DIRECTIONS:
Extract all records. Keep each one exact.

DATA PROVIDED:
╭──

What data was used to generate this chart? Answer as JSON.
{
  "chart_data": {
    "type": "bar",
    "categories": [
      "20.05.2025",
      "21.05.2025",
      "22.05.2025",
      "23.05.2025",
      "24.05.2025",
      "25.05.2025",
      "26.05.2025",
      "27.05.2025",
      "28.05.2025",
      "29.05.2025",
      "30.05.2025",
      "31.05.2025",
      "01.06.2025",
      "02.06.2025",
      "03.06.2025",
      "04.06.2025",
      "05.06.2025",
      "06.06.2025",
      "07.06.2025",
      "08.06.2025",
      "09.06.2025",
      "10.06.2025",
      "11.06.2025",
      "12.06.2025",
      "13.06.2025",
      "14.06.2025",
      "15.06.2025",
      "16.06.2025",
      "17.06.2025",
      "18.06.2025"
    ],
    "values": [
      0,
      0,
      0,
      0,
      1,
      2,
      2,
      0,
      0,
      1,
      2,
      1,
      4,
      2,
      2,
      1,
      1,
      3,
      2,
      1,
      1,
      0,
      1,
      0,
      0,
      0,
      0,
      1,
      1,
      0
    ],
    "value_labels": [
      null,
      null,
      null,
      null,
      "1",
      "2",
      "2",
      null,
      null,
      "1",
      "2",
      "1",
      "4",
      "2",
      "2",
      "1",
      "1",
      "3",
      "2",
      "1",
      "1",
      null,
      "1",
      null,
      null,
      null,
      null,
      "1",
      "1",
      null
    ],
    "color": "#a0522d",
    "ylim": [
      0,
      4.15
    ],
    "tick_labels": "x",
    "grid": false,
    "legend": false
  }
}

╰──

EXERCISE OUTPUT:
What data was used to generate this chart? Answer as JSON.
{
  "chart_data": {
    "type": "bar",
    "categories": [
      "20.05.2025",
      "21.05.2025",
      "22.05.2025",
      "23.05.2025",
      "24.05.2025",
      "25.05.2025",
      "26.05.2025",
      "27.05.2025",
      "28.05.2025",
      "29.05.2025",
      "30.05.2025",
      "31.05.2025",
      "01.06.2025",
      "02.06.2025",
      "03.06.2025",
      "04.06.2025",
      "05.06.2025",
      "06.06.2025",
      "07.06.2025",
      "08.06.2025",
      "09.06.2025",
      "10.06.2025",
      "11.06.2025",
      "12.06.2025",
      "13.06.2025",
      "14.06.2025",
      "15.06.2025",
      "16.06.2025",
      "17.06.2025",
      "18.06.2025"
    ],
    "values": [
      0,
      0,
      0,
      0,
      1,
      2,
      2,
      0,
      0,
      1,
      2,
      1,
      4,
      2,
      2,
      1,
      1,
      3,
      2,
      1,
      1,
      0,
      1,
      0,
      0,
      0,
      0,
      1,
      1,
      0
    ],
    "value_labels": [
      null,
      null,
      null,
      null,
      "1",
      "2",
      "2",
      null,
      null,
      "1",
      "2",
      "1",
      "4",
      "2",
      "2",
      "1",
      "1",
      "3",
      "2",
      "1",
      "1",
      null,
      "1",
      null,
      null,
      null,
      null,
      "1",
      "1",
      null
    ],
    "color": "#a0522d",
    "ylim": [
      0,
      4.15
    ],
    "tick_labels": "x",
    "grid": false,
    "legend": false
  }
}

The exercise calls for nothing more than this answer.